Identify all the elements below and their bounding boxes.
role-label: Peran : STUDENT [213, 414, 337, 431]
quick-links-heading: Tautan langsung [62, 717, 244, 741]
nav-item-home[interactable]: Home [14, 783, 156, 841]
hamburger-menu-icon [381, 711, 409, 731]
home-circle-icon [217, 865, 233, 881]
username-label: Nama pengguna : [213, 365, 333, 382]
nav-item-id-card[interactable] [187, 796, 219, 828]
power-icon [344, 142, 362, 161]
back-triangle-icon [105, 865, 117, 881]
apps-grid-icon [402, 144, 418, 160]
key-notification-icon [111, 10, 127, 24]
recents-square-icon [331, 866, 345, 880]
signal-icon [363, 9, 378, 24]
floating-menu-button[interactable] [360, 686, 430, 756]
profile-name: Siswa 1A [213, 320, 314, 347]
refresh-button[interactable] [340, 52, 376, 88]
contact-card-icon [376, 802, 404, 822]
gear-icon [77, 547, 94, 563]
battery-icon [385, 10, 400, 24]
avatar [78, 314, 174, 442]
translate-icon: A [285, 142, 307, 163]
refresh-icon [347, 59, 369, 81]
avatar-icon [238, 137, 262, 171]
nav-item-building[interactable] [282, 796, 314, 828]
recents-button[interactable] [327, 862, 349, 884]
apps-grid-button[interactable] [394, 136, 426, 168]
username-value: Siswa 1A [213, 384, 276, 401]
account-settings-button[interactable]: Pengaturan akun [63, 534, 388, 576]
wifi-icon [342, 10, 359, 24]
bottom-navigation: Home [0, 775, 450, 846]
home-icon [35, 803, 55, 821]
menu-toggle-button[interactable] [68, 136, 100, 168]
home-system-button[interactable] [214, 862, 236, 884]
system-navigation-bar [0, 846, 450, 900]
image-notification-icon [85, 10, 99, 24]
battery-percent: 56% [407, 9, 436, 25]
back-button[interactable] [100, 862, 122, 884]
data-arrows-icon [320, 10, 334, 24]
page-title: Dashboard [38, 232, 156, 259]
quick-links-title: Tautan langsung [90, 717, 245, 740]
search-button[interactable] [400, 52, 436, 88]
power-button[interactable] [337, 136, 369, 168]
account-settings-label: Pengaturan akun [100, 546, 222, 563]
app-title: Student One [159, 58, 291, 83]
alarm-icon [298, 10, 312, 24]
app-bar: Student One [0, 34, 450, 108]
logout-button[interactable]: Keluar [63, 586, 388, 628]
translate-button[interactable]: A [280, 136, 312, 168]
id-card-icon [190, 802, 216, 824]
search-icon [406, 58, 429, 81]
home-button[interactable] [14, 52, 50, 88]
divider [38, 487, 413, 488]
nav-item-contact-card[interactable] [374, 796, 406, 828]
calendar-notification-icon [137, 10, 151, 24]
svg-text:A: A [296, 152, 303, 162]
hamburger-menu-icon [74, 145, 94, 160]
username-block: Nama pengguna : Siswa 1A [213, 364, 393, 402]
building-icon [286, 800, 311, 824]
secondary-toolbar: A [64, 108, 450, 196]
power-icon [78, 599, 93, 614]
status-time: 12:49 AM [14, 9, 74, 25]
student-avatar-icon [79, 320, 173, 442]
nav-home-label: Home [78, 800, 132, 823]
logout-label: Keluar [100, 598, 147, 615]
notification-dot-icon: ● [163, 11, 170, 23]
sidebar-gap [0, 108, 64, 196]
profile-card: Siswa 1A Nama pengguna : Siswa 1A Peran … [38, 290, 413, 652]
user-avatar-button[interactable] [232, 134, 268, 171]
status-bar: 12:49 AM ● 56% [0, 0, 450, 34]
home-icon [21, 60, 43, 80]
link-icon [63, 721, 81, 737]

● ● ● ● ●

Can you render every line of the item above as a numbered list, omitting any blank lines?

- _Final result_
1. Identify all the elements below and their bounding boxes.
2. role-label: Peran : STUDENT [213, 414, 337, 431]
3. quick-links-heading: Tautan langsung [62, 717, 244, 741]
4. nav-item-home[interactable]: Home [14, 783, 156, 841]
5. hamburger-menu-icon [381, 711, 409, 731]
6. home-circle-icon [217, 865, 233, 881]
7. username-label: Nama pengguna : [213, 365, 333, 382]
8. nav-item-id-card[interactable] [187, 796, 219, 828]
9. power-icon [344, 142, 362, 161]
10. back-triangle-icon [105, 865, 117, 881]
11. apps-grid-icon [402, 144, 418, 160]
12. key-notification-icon [111, 10, 127, 24]
13. recents-square-icon [331, 866, 345, 880]
14. signal-icon [363, 9, 378, 24]
15. floating-menu-button[interactable] [360, 686, 430, 756]
16. profile-name: Siswa 1A [213, 320, 314, 347]
17. refresh-button[interactable] [340, 52, 376, 88]
18. contact-card-icon [376, 802, 404, 822]
19. gear-icon [77, 547, 94, 563]
20. battery-icon [385, 10, 400, 24]
21. avatar [78, 314, 174, 442]
22. translate-icon: A [285, 142, 307, 163]
23. refresh-icon [347, 59, 369, 81]
24. avatar-icon [238, 137, 262, 171]
25. nav-item-building[interactable] [282, 796, 314, 828]
26. recents-button[interactable] [327, 862, 349, 884]
27. apps-grid-button[interactable] [394, 136, 426, 168]
28. username-value: Siswa 1A [213, 384, 276, 401]
29. account-settings-button[interactable]: Pengaturan akun [63, 534, 388, 576]
30. wifi-icon [342, 10, 359, 24]
31. bottom-navigation: Home [0, 775, 450, 846]
32. home-icon [35, 803, 55, 821]
33. menu-toggle-button[interactable] [68, 136, 100, 168]
34. home-system-button[interactable] [214, 862, 236, 884]
35. system-navigation-bar [0, 846, 450, 900]
36. image-notification-icon [85, 10, 99, 24]
37. battery-percent: 56% [407, 9, 436, 25]
38. back-button[interactable] [100, 862, 122, 884]
39. data-arrows-icon [320, 10, 334, 24]
40. page-title: Dashboard [38, 232, 156, 259]
41. quick-links-title: Tautan langsung [90, 717, 245, 740]
42. search-button[interactable] [400, 52, 436, 88]
43. power-button[interactable] [337, 136, 369, 168]
44. account-settings-label: Pengaturan akun [100, 546, 222, 563]
45. app-title: Student One [159, 58, 291, 83]
46. alarm-icon [298, 10, 312, 24]
47. app-bar: Student One [0, 34, 450, 108]
48. logout-button[interactable]: Keluar [63, 586, 388, 628]
49. translate-button[interactable]: A [280, 136, 312, 168]
50. id-card-icon [190, 802, 216, 824]
51. search-icon [406, 58, 429, 81]
52. home-button[interactable] [14, 52, 50, 88]
53. divider [38, 487, 413, 488]
54. nav-item-contact-card[interactable] [374, 796, 406, 828]
55. calendar-notification-icon [137, 10, 151, 24]
56. svg-text:A: A [296, 152, 303, 162]
57. hamburger-menu-icon [74, 145, 94, 160]
58. username-block: Nama pengguna : Siswa 1A [213, 364, 393, 402]
59. building-icon [286, 800, 311, 824]
60. secondary-toolbar: A [64, 108, 450, 196]
61. power-icon [78, 599, 93, 614]
62. status-time: 12:49 AM [14, 9, 74, 25]
63. student-avatar-icon [79, 320, 173, 442]
64. nav-home-label: Home [78, 800, 132, 823]
65. logout-label: Keluar [100, 598, 147, 615]
66. notification-dot-icon: ● [163, 11, 170, 23]
67. sidebar-gap [0, 108, 64, 196]
68. profile-card: Siswa 1A Nama pengguna : Siswa 1A Peran … [38, 290, 413, 652]
69. user-avatar-button[interactable] [232, 134, 268, 171]
70. status-bar: 12:49 AM ● 56% [0, 0, 450, 34]
71. home-icon [21, 60, 43, 80]
72. link-icon [63, 721, 81, 737]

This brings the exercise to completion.